» **Problem**:
Go through the records and give each one again exactly.

## start Data extract

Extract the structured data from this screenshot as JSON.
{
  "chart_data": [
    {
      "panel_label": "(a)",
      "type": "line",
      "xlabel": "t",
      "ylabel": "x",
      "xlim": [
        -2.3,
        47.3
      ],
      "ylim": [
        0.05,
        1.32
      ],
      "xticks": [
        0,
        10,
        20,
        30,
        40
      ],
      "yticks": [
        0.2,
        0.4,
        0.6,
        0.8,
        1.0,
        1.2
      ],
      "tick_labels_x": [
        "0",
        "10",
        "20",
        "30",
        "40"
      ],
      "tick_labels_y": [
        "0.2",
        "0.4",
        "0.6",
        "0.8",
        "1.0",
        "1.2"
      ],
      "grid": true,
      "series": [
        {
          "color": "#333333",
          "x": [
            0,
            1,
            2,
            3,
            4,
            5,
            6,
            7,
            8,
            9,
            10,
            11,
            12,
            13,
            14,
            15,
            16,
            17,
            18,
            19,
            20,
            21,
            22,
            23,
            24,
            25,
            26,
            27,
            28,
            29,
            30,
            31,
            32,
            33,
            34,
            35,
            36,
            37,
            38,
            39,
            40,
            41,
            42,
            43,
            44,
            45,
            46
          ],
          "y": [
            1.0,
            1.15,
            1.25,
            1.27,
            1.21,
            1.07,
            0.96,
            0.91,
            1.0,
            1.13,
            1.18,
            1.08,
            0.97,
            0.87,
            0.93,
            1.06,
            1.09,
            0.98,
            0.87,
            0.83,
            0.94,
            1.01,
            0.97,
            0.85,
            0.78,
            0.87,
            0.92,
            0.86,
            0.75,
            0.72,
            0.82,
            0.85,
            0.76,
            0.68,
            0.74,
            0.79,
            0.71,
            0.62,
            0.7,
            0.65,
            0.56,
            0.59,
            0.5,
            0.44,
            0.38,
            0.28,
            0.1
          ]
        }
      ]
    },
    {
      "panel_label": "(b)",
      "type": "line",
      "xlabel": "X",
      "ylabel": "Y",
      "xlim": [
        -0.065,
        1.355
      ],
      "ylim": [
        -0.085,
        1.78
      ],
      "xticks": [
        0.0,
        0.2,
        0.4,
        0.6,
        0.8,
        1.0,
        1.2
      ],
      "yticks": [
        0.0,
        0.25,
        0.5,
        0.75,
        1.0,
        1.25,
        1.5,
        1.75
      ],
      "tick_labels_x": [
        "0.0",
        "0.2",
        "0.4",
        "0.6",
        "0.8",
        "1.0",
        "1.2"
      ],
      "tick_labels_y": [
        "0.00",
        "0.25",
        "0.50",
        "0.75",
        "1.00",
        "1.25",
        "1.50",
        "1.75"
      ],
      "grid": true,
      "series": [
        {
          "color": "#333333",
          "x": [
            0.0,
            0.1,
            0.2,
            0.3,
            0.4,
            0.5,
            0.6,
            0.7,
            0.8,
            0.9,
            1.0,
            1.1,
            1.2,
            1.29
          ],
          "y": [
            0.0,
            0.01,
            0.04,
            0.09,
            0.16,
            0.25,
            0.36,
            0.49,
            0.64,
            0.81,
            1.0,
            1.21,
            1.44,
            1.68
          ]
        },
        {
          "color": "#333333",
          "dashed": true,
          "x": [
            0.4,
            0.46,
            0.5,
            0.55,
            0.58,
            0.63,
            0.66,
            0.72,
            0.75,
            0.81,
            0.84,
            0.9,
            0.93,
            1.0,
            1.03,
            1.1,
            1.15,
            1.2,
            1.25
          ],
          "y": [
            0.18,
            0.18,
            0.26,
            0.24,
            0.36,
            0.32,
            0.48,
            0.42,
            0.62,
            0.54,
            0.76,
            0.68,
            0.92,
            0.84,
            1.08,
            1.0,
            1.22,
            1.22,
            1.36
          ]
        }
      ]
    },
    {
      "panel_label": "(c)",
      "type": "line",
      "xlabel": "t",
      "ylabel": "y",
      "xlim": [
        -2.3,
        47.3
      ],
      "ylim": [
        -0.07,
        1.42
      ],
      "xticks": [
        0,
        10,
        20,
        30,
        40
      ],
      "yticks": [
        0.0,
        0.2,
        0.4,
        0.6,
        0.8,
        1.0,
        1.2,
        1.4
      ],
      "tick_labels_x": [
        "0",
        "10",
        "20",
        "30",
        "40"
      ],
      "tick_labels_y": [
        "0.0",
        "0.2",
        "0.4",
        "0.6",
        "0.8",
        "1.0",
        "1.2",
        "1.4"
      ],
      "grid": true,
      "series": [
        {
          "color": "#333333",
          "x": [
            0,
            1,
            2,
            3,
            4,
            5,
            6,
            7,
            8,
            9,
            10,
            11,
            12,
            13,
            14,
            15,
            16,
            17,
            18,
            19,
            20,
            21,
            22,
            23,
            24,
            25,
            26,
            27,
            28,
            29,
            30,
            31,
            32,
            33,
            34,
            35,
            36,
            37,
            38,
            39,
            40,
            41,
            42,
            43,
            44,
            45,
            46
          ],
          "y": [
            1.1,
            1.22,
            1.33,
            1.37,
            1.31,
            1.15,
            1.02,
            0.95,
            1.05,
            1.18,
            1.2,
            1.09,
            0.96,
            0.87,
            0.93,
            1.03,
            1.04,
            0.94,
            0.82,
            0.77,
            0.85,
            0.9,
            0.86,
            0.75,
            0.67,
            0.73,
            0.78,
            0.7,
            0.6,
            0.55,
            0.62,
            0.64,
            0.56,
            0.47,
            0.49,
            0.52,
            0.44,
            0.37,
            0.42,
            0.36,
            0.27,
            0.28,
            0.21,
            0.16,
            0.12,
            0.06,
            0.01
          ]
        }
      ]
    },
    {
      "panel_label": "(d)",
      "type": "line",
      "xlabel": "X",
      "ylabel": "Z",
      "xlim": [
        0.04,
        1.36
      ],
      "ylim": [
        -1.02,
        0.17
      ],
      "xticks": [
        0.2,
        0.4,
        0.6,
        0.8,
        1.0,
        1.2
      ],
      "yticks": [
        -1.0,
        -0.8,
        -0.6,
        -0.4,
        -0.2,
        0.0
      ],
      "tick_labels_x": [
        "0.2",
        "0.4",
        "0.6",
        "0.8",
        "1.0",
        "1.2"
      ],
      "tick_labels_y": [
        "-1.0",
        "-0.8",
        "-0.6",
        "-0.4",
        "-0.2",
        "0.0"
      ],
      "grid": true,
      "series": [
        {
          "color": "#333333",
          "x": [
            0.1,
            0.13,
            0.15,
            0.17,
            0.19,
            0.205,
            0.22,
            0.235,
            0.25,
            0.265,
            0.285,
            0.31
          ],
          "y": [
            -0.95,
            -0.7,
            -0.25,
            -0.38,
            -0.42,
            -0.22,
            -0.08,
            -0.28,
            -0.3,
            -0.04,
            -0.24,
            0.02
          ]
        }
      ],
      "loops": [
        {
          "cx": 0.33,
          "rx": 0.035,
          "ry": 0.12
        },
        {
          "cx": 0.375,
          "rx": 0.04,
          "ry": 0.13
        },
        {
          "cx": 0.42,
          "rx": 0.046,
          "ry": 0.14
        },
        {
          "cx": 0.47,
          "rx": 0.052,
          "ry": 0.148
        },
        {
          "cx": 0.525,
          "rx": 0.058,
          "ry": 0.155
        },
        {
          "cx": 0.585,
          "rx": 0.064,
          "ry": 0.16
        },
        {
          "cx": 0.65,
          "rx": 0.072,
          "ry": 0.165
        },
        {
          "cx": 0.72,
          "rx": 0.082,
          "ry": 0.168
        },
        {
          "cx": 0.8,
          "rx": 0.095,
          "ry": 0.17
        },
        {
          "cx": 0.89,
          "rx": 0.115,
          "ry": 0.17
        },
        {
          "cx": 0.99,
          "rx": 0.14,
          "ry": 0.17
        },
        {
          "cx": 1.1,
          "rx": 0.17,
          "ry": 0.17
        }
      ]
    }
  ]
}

## end Data extract

» **Worked solution**:
Extract the structured data from this screenshot as JSON.
{
  "chart_data": [
    {
      "panel_label": "(a)",
      "type": "line",
      "xlabel": "t",
      "ylabel": "x",
      "xlim": [
        -2.3,
        47.3
      ],
      "ylim": [
        0.05,
        1.32
      ],
      "xticks": [
        0,
        10,
        20,
        30,
        40
      ],
      "yticks": [
        0.2,
        0.4,
        0.6,
        0.8,
        1.0,
        1.2
      ],
      "tick_labels_x": [
        "0",
        "10",
        "20",
        "30",
        "40"
      ],
      "tick_labels_y": [
        "0.2",
        "0.4",
        "0.6",
        "0.8",
        "1.0",
        "1.2"
      ],
      "grid": true,
      "series": [
        {
          "color": "#333333",
          "x": [
            0,
            1,
            2,
            3,
            4,
            5,
            6,
            7,
            8,
            9,
            10,
            11,
            12,
            13,
            14,
            15,
            16,
            17,
            18,
            19,
            20,
            21,
            22,
            23,
            24,
            25,
            26,
            27,
            28,
            29,
            30,
            31,
            32,
            33,
            34,
            35,
            36,
            37,
            38,
            39,
            40,
            41,
            42,
            43,
            44,
            45,
            46
          ],
          "y": [
            1.0,
            1.15,
            1.25,
            1.27,
            1.21,
            1.07,
            0.96,
            0.91,
            1.0,
            1.13,
            1.18,
            1.08,
            0.97,
            0.87,
            0.93,
            1.06,
            1.09,
            0.98,
            0.87,
            0.83,
            0.94,
            1.01,
            0.97,
            0.85,
            0.78,
            0.87,
            0.92,
            0.86,
            0.75,
            0.72,
            0.82,
            0.85,
            0.76,
            0.68,
            0.74,
            0.79,
            0.71,
            0.62,
            0.7,
            0.65,
            0.56,
            0.59,
            0.5,
            0.44,
            0.38,
            0.28,
            0.1
          ]
        }
      ]
    },
    {
      "panel_label": "(b)",
      "type": "line",
      "xlabel": "X",
      "ylabel": "Y",
      "xlim": [
        -0.065,
        1.355
      ],
      "ylim": [
        -0.085,
        1.78
      ],
      "xticks": [
        0.0,
        0.2,
        0.4,
        0.6,
        0.8,
        1.0,
        1.2
      ],
      "yticks": [
        0.0,
        0.25,
        0.5,
        0.75,
        1.0,
        1.25,
        1.5,
        1.75
      ],
      "tick_labels_x": [
        "0.0",
        "0.2",
        "0.4",
        "0.6",
        "0.8",
        "1.0",
        "1.2"
      ],
      "tick_labels_y": [
        "0.00",
        "0.25",
        "0.50",
        "0.75",
        "1.00",
        "1.25",
        "1.50",
        "1.75"
      ],
      "grid": true,
      "series": [
        {
          "color": "#333333",
          "x": [
            0.0,
            0.1,
            0.2,
            0.3,
            0.4,
            0.5,
            0.6,
            0.7,
            0.8,
            0.9,
            1.0,
            1.1,
            1.2,
            1.29
          ],
          "y": [
            0.0,
            0.01,
            0.04,
            0.09,
            0.16,
            0.25,
            0.36,
            0.49,
            0.64,
            0.81,
            1.0,
            1.21,
            1.44,
            1.68
          ]
        },
        {
          "color": "#333333",
          "dashed": true,
          "x": [
            0.4,
            0.46,
            0.5,
            0.55,
            0.58,
            0.63,
            0.66,
            0.72,
            0.75,
            0.81,
            0.84,
            0.9,
            0.93,
            1.0,
            1.03,
            1.1,
            1.15,
            1.2,
            1.25
          ],
          "y": [
            0.18,
            0.18,
            0.26,
            0.24,
            0.36,
            0.32,
            0.48,
            0.42,
            0.62,
            0.54,
            0.76,
            0.68,
            0.92,
            0.84,
            1.08,
            1.0,
            1.22,
            1.22,
            1.36
          ]
        }
      ]
    },
    {
      "panel_label": "(c)",
      "type": "line",
      "xlabel": "t",
      "ylabel": "y",
      "xlim": [
        -2.3,
        47.3
      ],
      "ylim": [
        -0.07,
        1.42
      ],
      "xticks": [
        0,
        10,
        20,
        30,
        40
      ],
      "yticks": [
        0.0,
        0.2,
        0.4,
        0.6,
        0.8,
        1.0,
        1.2,
        1.4
      ],
      "tick_labels_x": [
        "0",
        "10",
        "20",
        "30",
        "40"
      ],
      "tick_labels_y": [
        "0.0",
        "0.2",
        "0.4",
        "0.6",
        "0.8",
        "1.0",
        "1.2",
        "1.4"
      ],
      "grid": true,
      "series": [
        {
          "color": "#333333",
          "x": [
            0,
            1,
            2,
            3,
            4,
            5,
            6,
            7,
            8,
            9,
            10,
            11,
            12,
            13,
            14,
            15,
            16,
            17,
            18,
            19,
            20,
            21,
            22,
            23,
            24,
            25,
            26,
            27,
            28,
            29,
            30,
            31,
            32,
            33,
            34,
            35,
            36,
            37,
            38,
            39,
            40,
            41,
            42,
            43,
            44,
            45,
            46
          ],
          "y": [
            1.1,
            1.22,
            1.33,
            1.37,
            1.31,
            1.15,
            1.02,
            0.95,
            1.05,
            1.18,
            1.2,
            1.09,
            0.96,
            0.87,
            0.93,
            1.03,
            1.04,
            0.94,
            0.82,
            0.77,
            0.85,
            0.9,
            0.86,
            0.75,
            0.67,
            0.73,
            0.78,
            0.7,
            0.6,
            0.55,
            0.62,
            0.64,
            0.56,
            0.47,
            0.49,
            0.52,
            0.44,
            0.37,
            0.42,
            0.36,
            0.27,
            0.28,
            0.21,
            0.16,
            0.12,
            0.06,
            0.01
          ]
        }
      ]
    },
    {
      "panel_label": "(d)",
      "type": "line",
      "xlabel": "X",
      "ylabel": "Z",
      "xlim": [
        0.04,
        1.36
      ],
      "ylim": [
        -1.02,
        0.17
      ],
      "xticks": [
        0.2,
        0.4,
        0.6,
        0.8,
        1.0,
        1.2
      ],
      "yticks": [
        -1.0,
        -0.8,
        -0.6,
        -0.4,
        -0.2,
        0.0
      ],
      "tick_labels_x": [
        "0.2",
        "0.4",
        "0.6",
        "0.8",
        "1.0",
        "1.2"
      ],
      "tick_labels_y": [
        "-1.0",
        "-0.8",
        "-0.6",
        "-0.4",
        "-0.2",
        "0.0"
      ],
      "grid": true,
      "series": [
        {
          "color": "#333333",
          "x": [
            0.1,
            0.13,
            0.15,
            0.17,
            0.19,
            0.205,
            0.22,
            0.235,
            0.25,
            0.265,
            0.285,
            0.31
          ],
          "y": [
            -0.95,
            -0.7,
            -0.25,
            -0.38,
            -0.42,
            -0.22,
            -0.08,
            -0.28,
            -0.3,
            -0.04,
            -0.24,
            0.02
          ]
        }
      ],
      "loops": [
        {
          "cx": 0.33,
          "rx": 0.035,
          "ry": 0.12
        },
        {
          "cx": 0.375,
          "rx": 0.04,
          "ry": 0.13
        },
        {
          "cx": 0.42,
          "rx": 0.046,
          "ry": 0.14
        },
        {
          "cx": 0.47,
          "rx": 0.052,
          "ry": 0.148
        },
        {
          "cx": 0.525,
          "rx": 0.058,
          "ry": 0.155
        },
        {
          "cx": 0.585,
          "rx": 0.064,
          "ry": 0.16
        },
        {
          "cx": 0.65,
          "rx": 0.072,
          "ry": 0.165
        },
        {
          "cx": 0.72,
          "rx": 0.082,
          "ry": 0.168
        },
        {
          "cx": 0.8,
          "rx": 0.095,
          "ry": 0.17
        },
        {
          "cx": 0.89,
          "rx": 0.115,
          "ry": 0.17
        },
        {
          "cx": 0.99,
          "rx": 0.14,
          "ry": 0.17
        },
        {
          "cx": 1.1,
          "rx": 0.17,
          "ry": 0.17
        }
      ]
    }
  ]
}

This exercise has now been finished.